[Dataset entries]

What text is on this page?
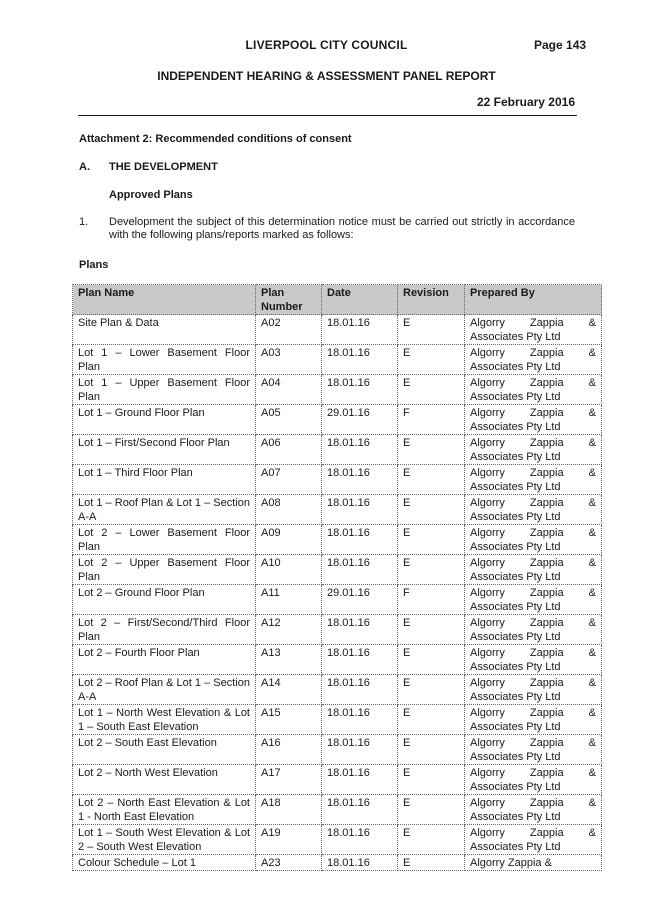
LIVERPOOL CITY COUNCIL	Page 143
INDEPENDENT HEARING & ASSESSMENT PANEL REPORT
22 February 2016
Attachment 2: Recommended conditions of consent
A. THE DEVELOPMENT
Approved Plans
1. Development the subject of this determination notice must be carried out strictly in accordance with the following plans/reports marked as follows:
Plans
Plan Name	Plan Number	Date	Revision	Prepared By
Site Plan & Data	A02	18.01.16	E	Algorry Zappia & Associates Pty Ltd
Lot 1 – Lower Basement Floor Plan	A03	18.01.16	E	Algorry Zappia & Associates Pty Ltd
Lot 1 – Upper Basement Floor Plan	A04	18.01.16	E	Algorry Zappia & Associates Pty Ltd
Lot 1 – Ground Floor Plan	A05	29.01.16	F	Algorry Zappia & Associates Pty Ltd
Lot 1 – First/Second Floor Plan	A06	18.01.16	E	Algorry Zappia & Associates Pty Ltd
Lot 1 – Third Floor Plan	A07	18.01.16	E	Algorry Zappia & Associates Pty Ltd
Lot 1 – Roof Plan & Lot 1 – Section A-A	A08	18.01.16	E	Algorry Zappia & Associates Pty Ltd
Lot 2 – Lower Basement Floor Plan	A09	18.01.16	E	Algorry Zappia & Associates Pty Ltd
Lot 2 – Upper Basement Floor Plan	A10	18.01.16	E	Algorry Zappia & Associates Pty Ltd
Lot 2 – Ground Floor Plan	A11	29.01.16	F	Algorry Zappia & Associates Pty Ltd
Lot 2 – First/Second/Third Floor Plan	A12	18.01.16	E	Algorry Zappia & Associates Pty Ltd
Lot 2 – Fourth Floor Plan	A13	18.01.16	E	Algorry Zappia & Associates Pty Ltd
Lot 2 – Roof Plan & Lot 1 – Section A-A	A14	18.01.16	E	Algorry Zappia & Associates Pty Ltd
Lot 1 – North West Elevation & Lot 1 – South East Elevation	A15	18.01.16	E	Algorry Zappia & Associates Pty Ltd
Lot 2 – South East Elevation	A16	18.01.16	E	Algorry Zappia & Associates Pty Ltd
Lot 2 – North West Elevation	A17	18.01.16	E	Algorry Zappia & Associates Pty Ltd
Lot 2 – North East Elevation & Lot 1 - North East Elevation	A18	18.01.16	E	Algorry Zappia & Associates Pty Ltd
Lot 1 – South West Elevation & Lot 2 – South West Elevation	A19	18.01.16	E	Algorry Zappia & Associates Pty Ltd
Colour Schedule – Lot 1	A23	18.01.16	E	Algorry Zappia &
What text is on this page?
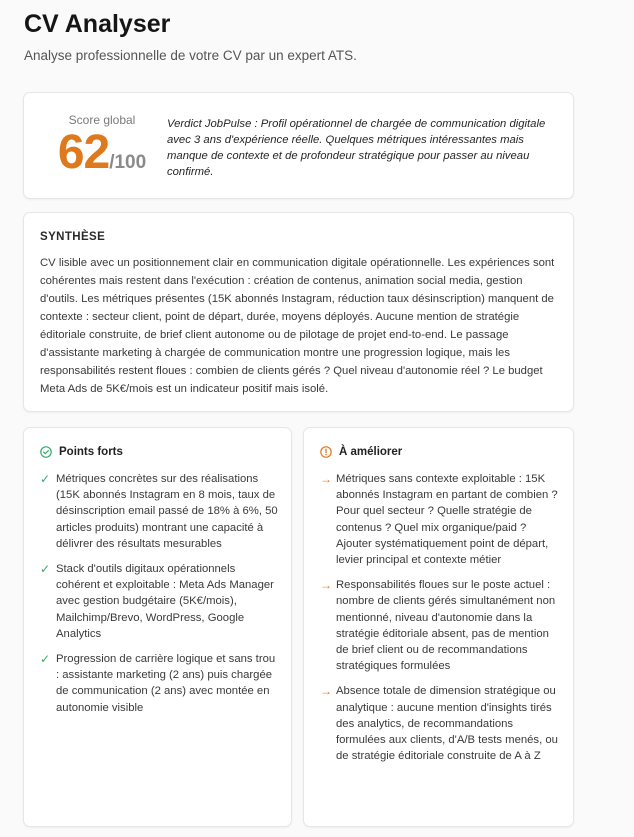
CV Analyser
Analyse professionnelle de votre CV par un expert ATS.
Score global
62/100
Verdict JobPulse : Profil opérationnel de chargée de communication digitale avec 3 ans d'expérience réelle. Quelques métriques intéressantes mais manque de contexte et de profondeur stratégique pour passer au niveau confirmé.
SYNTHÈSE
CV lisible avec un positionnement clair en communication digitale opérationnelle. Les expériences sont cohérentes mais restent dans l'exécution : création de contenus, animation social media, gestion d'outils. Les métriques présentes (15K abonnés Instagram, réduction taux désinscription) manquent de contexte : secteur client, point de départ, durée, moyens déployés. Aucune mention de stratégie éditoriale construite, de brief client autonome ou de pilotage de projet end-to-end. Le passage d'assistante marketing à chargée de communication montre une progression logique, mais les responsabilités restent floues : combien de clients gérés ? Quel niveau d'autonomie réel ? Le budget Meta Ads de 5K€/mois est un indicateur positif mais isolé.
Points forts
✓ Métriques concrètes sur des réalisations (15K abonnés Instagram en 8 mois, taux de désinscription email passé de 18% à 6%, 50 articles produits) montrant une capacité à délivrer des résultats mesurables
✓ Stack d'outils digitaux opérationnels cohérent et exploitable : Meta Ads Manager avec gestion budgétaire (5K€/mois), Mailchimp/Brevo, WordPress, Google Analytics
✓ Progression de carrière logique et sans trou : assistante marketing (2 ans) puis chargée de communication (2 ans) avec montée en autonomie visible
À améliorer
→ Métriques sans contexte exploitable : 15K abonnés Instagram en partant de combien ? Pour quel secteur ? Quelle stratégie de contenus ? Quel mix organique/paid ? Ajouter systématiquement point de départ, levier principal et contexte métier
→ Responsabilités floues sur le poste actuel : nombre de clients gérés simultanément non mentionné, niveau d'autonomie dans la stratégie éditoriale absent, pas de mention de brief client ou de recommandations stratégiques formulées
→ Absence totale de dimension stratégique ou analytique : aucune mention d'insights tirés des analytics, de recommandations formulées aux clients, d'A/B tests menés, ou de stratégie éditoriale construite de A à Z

**Brief:** Repeat the entries exactly and keep the pictures out of the copy.

**Written reply:**
What text is on this page?
LIVERPOOL CITY COUNCIL	Page 143
INDEPENDENT HEARING & ASSESSMENT PANEL REPORT
22 February 2016
Attachment 2: Recommended conditions of consent
A. THE DEVELOPMENT
Approved Plans
1. Development the subject of this determination notice must be carried out strictly in accordance with the following plans/reports marked as follows:
Plans
Plan Name	Plan Number	Date	Revision	Prepared By
Site Plan & Data	A02	18.01.16	E	Algorry Zappia & Associates Pty Ltd
Lot 1 – Lower Basement Floor Plan	A03	18.01.16	E	Algorry Zappia & Associates Pty Ltd
Lot 1 – Upper Basement Floor Plan	A04	18.01.16	E	Algorry Zappia & Associates Pty Ltd
Lot 1 – Ground Floor Plan	A05	29.01.16	F	Algorry Zappia & Associates Pty Ltd
Lot 1 – First/Second Floor Plan	A06	18.01.16	E	Algorry Zappia & Associates Pty Ltd
Lot 1 – Third Floor Plan	A07	18.01.16	E	Algorry Zappia & Associates Pty Ltd
Lot 1 – Roof Plan & Lot 1 – Section A-A	A08	18.01.16	E	Algorry Zappia & Associates Pty Ltd
Lot 2 – Lower Basement Floor Plan	A09	18.01.16	E	Algorry Zappia & Associates Pty Ltd
Lot 2 – Upper Basement Floor Plan	A10	18.01.16	E	Algorry Zappia & Associates Pty Ltd
Lot 2 – Ground Floor Plan	A11	29.01.16	F	Algorry Zappia & Associates Pty Ltd
Lot 2 – First/Second/Third Floor Plan	A12	18.01.16	E	Algorry Zappia & Associates Pty Ltd
Lot 2 – Fourth Floor Plan	A13	18.01.16	E	Algorry Zappia & Associates Pty Ltd
Lot 2 – Roof Plan & Lot 1 – Section A-A	A14	18.01.16	E	Algorry Zappia & Associates Pty Ltd
Lot 1 – North West Elevation & Lot 1 – South East Elevation	A15	18.01.16	E	Algorry Zappia & Associates Pty Ltd
Lot 2 – South East Elevation	A16	18.01.16	E	Algorry Zappia & Associates Pty Ltd
Lot 2 – North West Elevation	A17	18.01.16	E	Algorry Zappia & Associates Pty Ltd
Lot 2 – North East Elevation & Lot 1 - North East Elevation	A18	18.01.16	E	Algorry Zappia & Associates Pty Ltd
Lot 1 – South West Elevation & Lot 2 – South West Elevation	A19	18.01.16	E	Algorry Zappia & Associates Pty Ltd
Colour Schedule – Lot 1	A23	18.01.16	E	Algorry Zappia &
What text is on this page?
CV Analyser
Analyse professionnelle de votre CV par un expert ATS.
Score global
62/100
Verdict JobPulse : Profil opérationnel de chargée de communication digitale avec 3 ans d'expérience réelle. Quelques métriques intéressantes mais manque de contexte et de profondeur stratégique pour passer au niveau confirmé.
SYNTHÈSE
CV lisible avec un positionnement clair en communication digitale opérationnelle. Les expériences sont cohérentes mais restent dans l'exécution : création de contenus, animation social media, gestion d'outils. Les métriques présentes (15K abonnés Instagram, réduction taux désinscription) manquent de contexte : secteur client, point de départ, durée, moyens déployés. Aucune mention de stratégie éditoriale construite, de brief client autonome ou de pilotage de projet end-to-end. Le passage d'assistante marketing à chargée de communication montre une progression logique, mais les responsabilités restent floues : combien de clients gérés ? Quel niveau d'autonomie réel ? Le budget Meta Ads de 5K€/mois est un indicateur positif mais isolé.
Points forts
✓ Métriques concrètes sur des réalisations (15K abonnés Instagram en 8 mois, taux de désinscription email passé de 18% à 6%, 50 articles produits) montrant une capacité à délivrer des résultats mesurables
✓ Stack d'outils digitaux opérationnels cohérent et exploitable : Meta Ads Manager avec gestion budgétaire (5K€/mois), Mailchimp/Brevo, WordPress, Google Analytics
✓ Progression de carrière logique et sans trou : assistante marketing (2 ans) puis chargée de communication (2 ans) avec montée en autonomie visible
À améliorer
→ Métriques sans contexte exploitable : 15K abonnés Instagram en partant de combien ? Pour quel secteur ? Quelle stratégie de contenus ? Quel mix organique/paid ? Ajouter systématiquement point de départ, levier principal et contexte métier
→ Responsabilités floues sur le poste actuel : nombre de clients gérés simultanément non mentionné, niveau d'autonomie dans la stratégie éditoriale absent, pas de mention de brief client ou de recommandations stratégiques formulées
→ Absence totale de dimension stratégique ou analytique : aucune mention d'insights tirés des analytics, de recommandations formulées aux clients, d'A/B tests menés, ou de stratégie éditoriale construite de A à Z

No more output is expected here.